Exercise brief: Everything in the data should be repeated exactly, save for the images.

Dataset records:
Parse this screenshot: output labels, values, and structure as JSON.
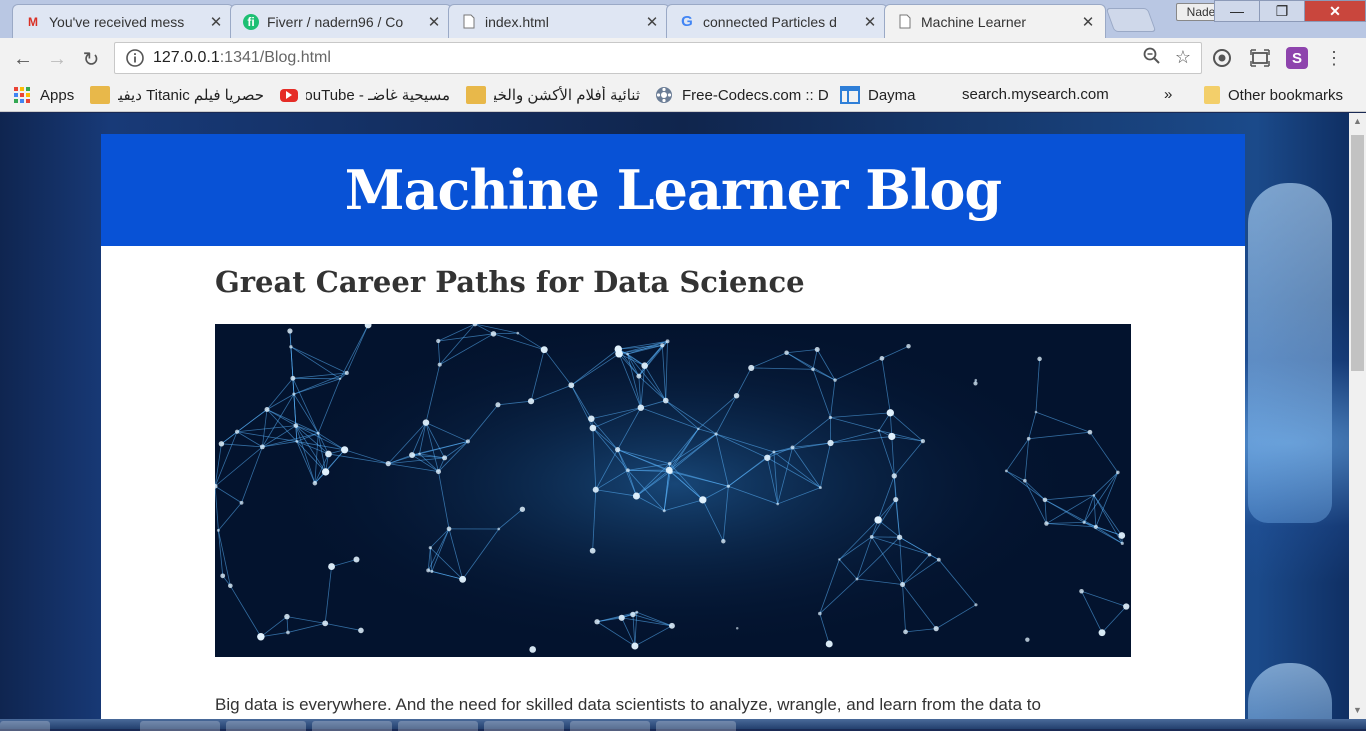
{
  "browser": {
    "tabs": [
      {
        "title": "You've received mess",
        "icon": "gmail-icon",
        "active": false
      },
      {
        "title": "Fiverr / nadern96 / Co",
        "icon": "fiverr-icon",
        "active": false
      },
      {
        "title": "index.html",
        "icon": "page-icon",
        "active": false
      },
      {
        "title": "connected Particles d",
        "icon": "google-icon",
        "active": false
      },
      {
        "title": "Machine Learner",
        "icon": "page-icon",
        "active": true
      }
    ],
    "profile_name": "Nader",
    "address": {
      "host": "127.0.0.1",
      "path": ":1341/Blog.html"
    },
    "bookmarks": [
      {
        "label": "Apps",
        "icon": "apps-grid-icon"
      },
      {
        "label": "حصريا فيلم Titanic ديفيدي",
        "icon": "folder-icon"
      },
      {
        "label": "مسيحية غاضـ - YouTube",
        "icon": "youtube-icon"
      },
      {
        "label": "ثنائية أفلام الأكشن والخيال ال",
        "icon": "folder-icon"
      },
      {
        "label": "Free-Codecs.com :: D",
        "icon": "codecs-icon"
      },
      {
        "label": "Dayma",
        "icon": "dayma-icon"
      },
      {
        "label": "search.mysearch.com",
        "icon": "none"
      }
    ],
    "bookmarks_overflow": "»",
    "other_bookmarks": "Other bookmarks"
  },
  "blog": {
    "banner_title": "Machine Learner Blog",
    "post_title": "Great Career Paths for Data Science",
    "post_text": "Big data is everywhere. And the need for skilled data scientists to analyze, wrangle, and learn from the data to",
    "accent_color": "#0852d6"
  }
}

Solution for this task:
Parse this screenshot: output labels, values, and structure as JSON.
{
  "browser": {
    "tabs": [
      {
        "title": "You've received mess",
        "icon": "gmail-icon",
        "active": false
      },
      {
        "title": "Fiverr / nadern96 / Co",
        "icon": "fiverr-icon",
        "active": false
      },
      {
        "title": "index.html",
        "icon": "page-icon",
        "active": false
      },
      {
        "title": "connected Particles d",
        "icon": "google-icon",
        "active": false
      },
      {
        "title": "Machine Learner",
        "icon": "page-icon",
        "active": true
      }
    ],
    "profile_name": "Nader",
    "address": {
      "host": "127.0.0.1",
      "path": ":1341/Blog.html"
    },
    "bookmarks": [
      {
        "label": "Apps",
        "icon": "apps-grid-icon"
      },
      {
        "label": "حصريا فيلم Titanic ديفيدي",
        "icon": "folder-icon"
      },
      {
        "label": "مسيحية غاضـ - YouTube",
        "icon": "youtube-icon"
      },
      {
        "label": "ثنائية أفلام الأكشن والخيال ال",
        "icon": "folder-icon"
      },
      {
        "label": "Free-Codecs.com :: D",
        "icon": "codecs-icon"
      },
      {
        "label": "Dayma",
        "icon": "dayma-icon"
      },
      {
        "label": "search.mysearch.com",
        "icon": "none"
      }
    ],
    "bookmarks_overflow": "»",
    "other_bookmarks": "Other bookmarks"
  },
  "blog": {
    "banner_title": "Machine Learner Blog",
    "post_title": "Great Career Paths for Data Science",
    "post_text": "Big data is everywhere. And the need for skilled data scientists to analyze, wrangle, and learn from the data to",
    "accent_color": "#0852d6"
  }
}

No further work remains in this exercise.